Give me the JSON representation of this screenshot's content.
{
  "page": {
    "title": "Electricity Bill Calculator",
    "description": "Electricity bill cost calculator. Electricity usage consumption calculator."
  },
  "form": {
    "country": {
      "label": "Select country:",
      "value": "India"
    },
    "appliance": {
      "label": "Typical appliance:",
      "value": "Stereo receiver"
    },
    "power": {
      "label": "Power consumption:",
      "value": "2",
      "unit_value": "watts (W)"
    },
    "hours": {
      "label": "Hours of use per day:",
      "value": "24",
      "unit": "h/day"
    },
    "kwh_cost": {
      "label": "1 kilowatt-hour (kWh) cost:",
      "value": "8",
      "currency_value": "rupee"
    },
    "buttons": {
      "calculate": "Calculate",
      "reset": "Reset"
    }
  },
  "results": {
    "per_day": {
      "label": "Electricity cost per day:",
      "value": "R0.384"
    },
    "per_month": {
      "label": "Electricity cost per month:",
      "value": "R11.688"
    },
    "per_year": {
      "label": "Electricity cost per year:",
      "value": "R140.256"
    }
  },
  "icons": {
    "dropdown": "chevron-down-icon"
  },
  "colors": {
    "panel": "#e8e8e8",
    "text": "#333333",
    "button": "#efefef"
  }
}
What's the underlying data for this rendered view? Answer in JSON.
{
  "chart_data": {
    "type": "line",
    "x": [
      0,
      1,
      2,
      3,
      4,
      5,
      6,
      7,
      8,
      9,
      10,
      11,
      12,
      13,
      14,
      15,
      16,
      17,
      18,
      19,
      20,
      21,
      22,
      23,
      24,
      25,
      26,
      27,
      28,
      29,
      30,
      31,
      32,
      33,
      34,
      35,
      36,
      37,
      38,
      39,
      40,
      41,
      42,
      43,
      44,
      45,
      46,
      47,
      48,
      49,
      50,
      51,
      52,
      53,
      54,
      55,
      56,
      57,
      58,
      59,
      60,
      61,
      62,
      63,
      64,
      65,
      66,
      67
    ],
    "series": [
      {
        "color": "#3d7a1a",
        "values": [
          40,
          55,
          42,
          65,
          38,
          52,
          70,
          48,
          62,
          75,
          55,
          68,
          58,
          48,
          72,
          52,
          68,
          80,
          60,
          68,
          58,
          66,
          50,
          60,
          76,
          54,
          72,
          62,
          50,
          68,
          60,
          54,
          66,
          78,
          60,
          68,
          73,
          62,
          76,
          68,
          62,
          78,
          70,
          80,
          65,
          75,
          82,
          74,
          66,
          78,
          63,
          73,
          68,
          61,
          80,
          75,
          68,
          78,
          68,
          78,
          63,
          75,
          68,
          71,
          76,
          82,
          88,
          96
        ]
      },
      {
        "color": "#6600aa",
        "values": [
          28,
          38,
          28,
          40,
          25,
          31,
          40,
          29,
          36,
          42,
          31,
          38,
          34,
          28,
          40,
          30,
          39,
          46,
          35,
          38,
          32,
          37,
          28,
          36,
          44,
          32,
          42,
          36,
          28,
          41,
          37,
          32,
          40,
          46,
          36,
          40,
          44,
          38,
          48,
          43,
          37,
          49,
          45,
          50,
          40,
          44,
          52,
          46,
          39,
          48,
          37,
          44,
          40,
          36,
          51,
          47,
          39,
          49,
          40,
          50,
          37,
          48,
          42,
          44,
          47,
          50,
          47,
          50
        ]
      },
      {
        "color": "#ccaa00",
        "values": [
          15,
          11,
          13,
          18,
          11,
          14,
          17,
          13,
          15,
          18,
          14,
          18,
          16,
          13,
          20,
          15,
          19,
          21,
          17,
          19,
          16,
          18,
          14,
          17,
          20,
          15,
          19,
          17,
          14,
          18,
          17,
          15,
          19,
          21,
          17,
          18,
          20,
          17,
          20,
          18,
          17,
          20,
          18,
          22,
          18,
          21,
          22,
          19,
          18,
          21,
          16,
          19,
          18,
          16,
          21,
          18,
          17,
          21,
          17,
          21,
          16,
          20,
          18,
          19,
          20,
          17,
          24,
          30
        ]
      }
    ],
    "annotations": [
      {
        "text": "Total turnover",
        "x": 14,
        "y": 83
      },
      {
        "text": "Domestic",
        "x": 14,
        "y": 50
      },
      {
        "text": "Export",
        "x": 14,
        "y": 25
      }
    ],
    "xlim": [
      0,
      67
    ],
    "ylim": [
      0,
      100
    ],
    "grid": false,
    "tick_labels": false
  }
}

===

* _Exercise aim_:
Each line of the material should be echoed exactly.

* _Result below_:
Give me the JSON representation of this screenshot's content.
{
  "page": {
    "title": "Electricity Bill Calculator",
    "description": "Electricity bill cost calculator. Electricity usage consumption calculator."
  },
  "form": {
    "country": {
      "label": "Select country:",
      "value": "India"
    },
    "appliance": {
      "label": "Typical appliance:",
      "value": "Stereo receiver"
    },
    "power": {
      "label": "Power consumption:",
      "value": "2",
      "unit_value": "watts (W)"
    },
    "hours": {
      "label": "Hours of use per day:",
      "value": "24",
      "unit": "h/day"
    },
    "kwh_cost": {
      "label": "1 kilowatt-hour (kWh) cost:",
      "value": "8",
      "currency_value": "rupee"
    },
    "buttons": {
      "calculate": "Calculate",
      "reset": "Reset"
    }
  },
  "results": {
    "per_day": {
      "label": "Electricity cost per day:",
      "value": "R0.384"
    },
    "per_month": {
      "label": "Electricity cost per month:",
      "value": "R11.688"
    },
    "per_year": {
      "label": "Electricity cost per year:",
      "value": "R140.256"
    }
  },
  "icons": {
    "dropdown": "chevron-down-icon"
  },
  "colors": {
    "panel": "#e8e8e8",
    "text": "#333333",
    "button": "#efefef"
  }
}
What's the underlying data for this rendered view? Answer in JSON.
{
  "chart_data": {
    "type": "line",
    "x": [
      0,
      1,
      2,
      3,
      4,
      5,
      6,
      7,
      8,
      9,
      10,
      11,
      12,
      13,
      14,
      15,
      16,
      17,
      18,
      19,
      20,
      21,
      22,
      23,
      24,
      25,
      26,
      27,
      28,
      29,
      30,
      31,
      32,
      33,
      34,
      35,
      36,
      37,
      38,
      39,
      40,
      41,
      42,
      43,
      44,
      45,
      46,
      47,
      48,
      49,
      50,
      51,
      52,
      53,
      54,
      55,
      56,
      57,
      58,
      59,
      60,
      61,
      62,
      63,
      64,
      65,
      66,
      67
    ],
    "series": [
      {
        "color": "#3d7a1a",
        "values": [
          40,
          55,
          42,
          65,
          38,
          52,
          70,
          48,
          62,
          75,
          55,
          68,
          58,
          48,
          72,
          52,
          68,
          80,
          60,
          68,
          58,
          66,
          50,
          60,
          76,
          54,
          72,
          62,
          50,
          68,
          60,
          54,
          66,
          78,
          60,
          68,
          73,
          62,
          76,
          68,
          62,
          78,
          70,
          80,
          65,
          75,
          82,
          74,
          66,
          78,
          63,
          73,
          68,
          61,
          80,
          75,
          68,
          78,
          68,
          78,
          63,
          75,
          68,
          71,
          76,
          82,
          88,
          96
        ]
      },
      {
        "color": "#6600aa",
        "values": [
          28,
          38,
          28,
          40,
          25,
          31,
          40,
          29,
          36,
          42,
          31,
          38,
          34,
          28,
          40,
          30,
          39,
          46,
          35,
          38,
          32,
          37,
          28,
          36,
          44,
          32,
          42,
          36,
          28,
          41,
          37,
          32,
          40,
          46,
          36,
          40,
          44,
          38,
          48,
          43,
          37,
          49,
          45,
          50,
          40,
          44,
          52,
          46,
          39,
          48,
          37,
          44,
          40,
          36,
          51,
          47,
          39,
          49,
          40,
          50,
          37,
          48,
          42,
          44,
          47,
          50,
          47,
          50
        ]
      },
      {
        "color": "#ccaa00",
        "values": [
          15,
          11,
          13,
          18,
          11,
          14,
          17,
          13,
          15,
          18,
          14,
          18,
          16,
          13,
          20,
          15,
          19,
          21,
          17,
          19,
          16,
          18,
          14,
          17,
          20,
          15,
          19,
          17,
          14,
          18,
          17,
          15,
          19,
          21,
          17,
          18,
          20,
          17,
          20,
          18,
          17,
          20,
          18,
          22,
          18,
          21,
          22,
          19,
          18,
          21,
          16,
          19,
          18,
          16,
          21,
          18,
          17,
          21,
          17,
          21,
          16,
          20,
          18,
          19,
          20,
          17,
          24,
          30
        ]
      }
    ],
    "annotations": [
      {
        "text": "Total turnover",
        "x": 14,
        "y": 83
      },
      {
        "text": "Domestic",
        "x": 14,
        "y": 50
      },
      {
        "text": "Export",
        "x": 14,
        "y": 25
      }
    ],
    "xlim": [
      0,
      67
    ],
    "ylim": [
      0,
      100
    ],
    "grid": false,
    "tick_labels": false
  }
}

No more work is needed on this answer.